• **Objetivos**:
[A] Na entrevista sobre sexo e religião, por que a entrevistada diz que pode voltar ao catolicismo quando quiser? Responda em uma a três frases.
[B] Dê sequência à entrevista sobre sexo e religião, começando logo depois da última resposta.

POR QUE VOCÊ DECIDIU COMPOR TANTO SOBRE SEXO E RELIGIÃO?
Quando foi que eu não explorei as políticas de sexo e religião? Apenas segui com meus estudos.
QUAL É A SUA RELAÇÃO COM O CATOLICISMO ATUALMENTE?
O Catolicismo é a minha alma mater (“a mãe que alimenta ou nutre”). É a escola que eu frequentava, e pra onde eu posso voltar quando eu quiser, pois eu sofri a opressão e todo o abuso, mas também aproveitei toda a pompa e circunstância, o drama e a confusão, e a hipocrisia e a loucura. Sinto que posso dizer e querer o que quiser. Fui excomungada pela Igreja Católica algumas vezes, mas também sinto que este novo Papa é moderno, e acho que talvez sejamos capazes de nos unir e conversar sobre sexo.
VOCÊ LEU 50 TONS DE CINZA?
Sim. É subliteratura. Não é muito sexy, talvez para alguém que nunca transou na vida. Eu fiquei esperando por algo excitante e louco acontecer naquele tal quarto de jogos, e pensei: “Humm, muitas palmadas”. Eu também pensei: “Isso é tão surreal, porque nenhum cara faz tanto sexo oral assim numa garota”. Desculpa, mas ninguém chupa tanta b*ceta assim, que nem o cara do livro.

• **Dados fornecidos**:
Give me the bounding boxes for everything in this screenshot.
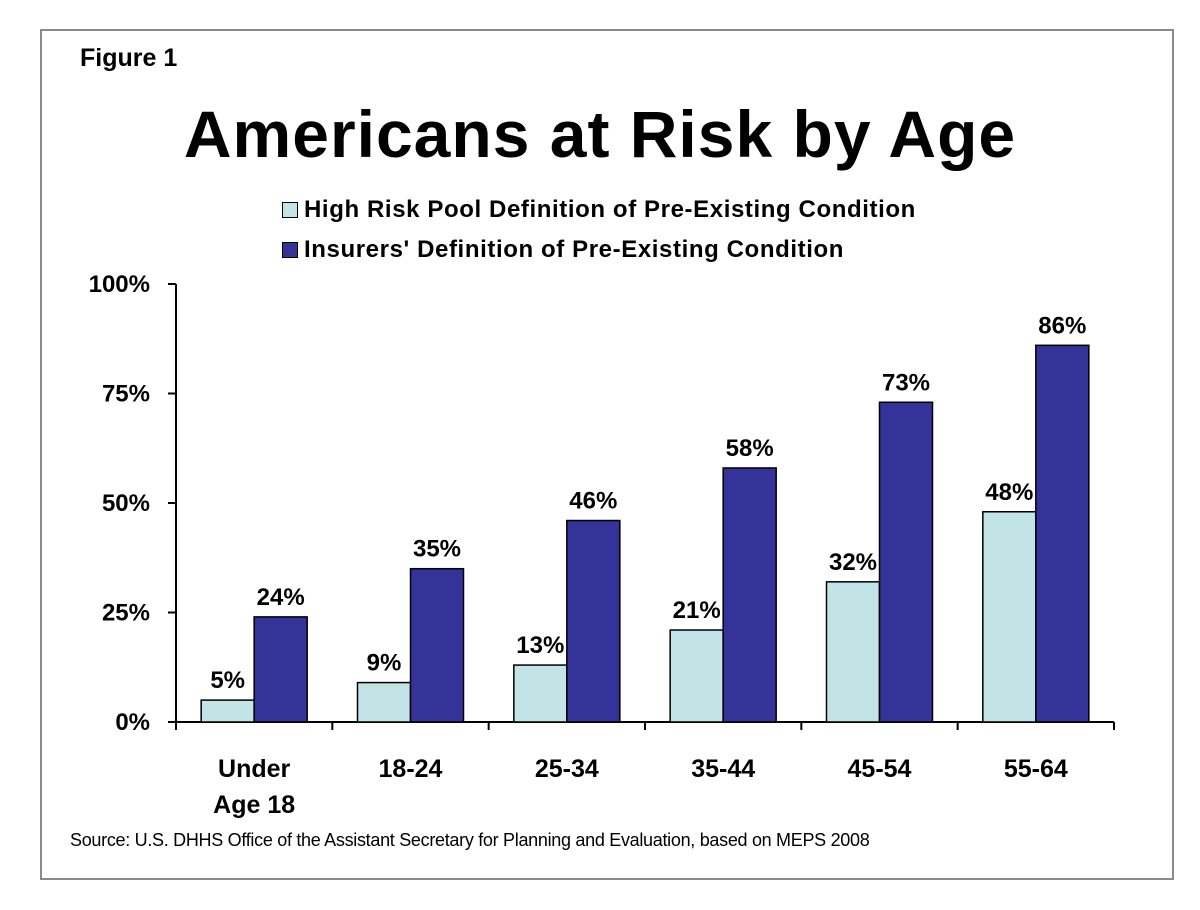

• **Resultados por tarefa**:
[A] Porque ela sofreu a opressão e todo o abuso, mas também aproveitou a pompa e a circunstância, o drama e a confusão, a hipocrisia e a loucura. Por isso sente que pode dizer e querer o que quiser.

[B]
VOCÊ ACHA QUE SUAS OPINIÕES SOBRE SEXO MUDARAM, VEJAMOS, NOS ÚLTIMOS 25 ANOS?
Certamente não. Não mesmo. Sexo é maravilhoso, é uma parte necessária da vida.
MUITAS MÚSICAS NESSE ÁLBUM SÃO BEM ROMÂNTICAS. VOCÊ SE VÊ CASANDO NOVAMENTE?
Espera, o que o romance tem a ver com o casamento?
ELES NÃO ANDAM JUNTOS? É O QUE TODOS DIZEM NA AMÉRICA.
Não, não. Pergunta idiota! Pode beber (Madonna coloca bebida no corpo). Em primeiro lugar, todo mundo diz na América. Hein??! De quem você está falando? Engole isso!
SÉRIO?
Sim, é que nem água. Como água para chocolate. Água benta! É uma benção, de joelhos.
ARGH! VOCÊ ESTÁ APAIXONADA HOJE?
Não.
VOCÊ QUER SE APAIXONAR NOVAMENTE?
Sim, sou uma eterna romântica. Adoro estar apaixonada. Sabe, sou apaixonada pelos meus filhos, mas é um amor diferente. É o amor infinito.
DE QUAIS CANÇÕES SUAS SEUS FILHOS GOSTAM?
Lola é doida por Bitch, I’m Madonna, é a preferida dela. Rocco e ela gostam das faixas do Diplo. Rocco é um grande fã do rap dos anos 90, então ele gosta de Veni Vidi Vici, pois adora o Nas. David toca guitarra e canta, então ele gosta das canções mais acústicas. Ele é um verdadeiro romântico.
VOCÊ INVENTOU ESTA IDEIA DE SE REVELAR AO PÚBLICO EM UMA ÉPOCA QUANDO OS CRÍTICOS TORCIAM O NARIZ: “ARTISTAS DE VERDADE NÃO SE REVELAM ASSIM”. HOJE, É OBRIGATÓRIO QUE OS ARTISTAS COMPARTILHEM TUDO.
Você deve ter um reality show.
CERTO. SE TIVESSE 22 ANOS, VOCÊ SERIA VICIADA EM INSTAGRAM?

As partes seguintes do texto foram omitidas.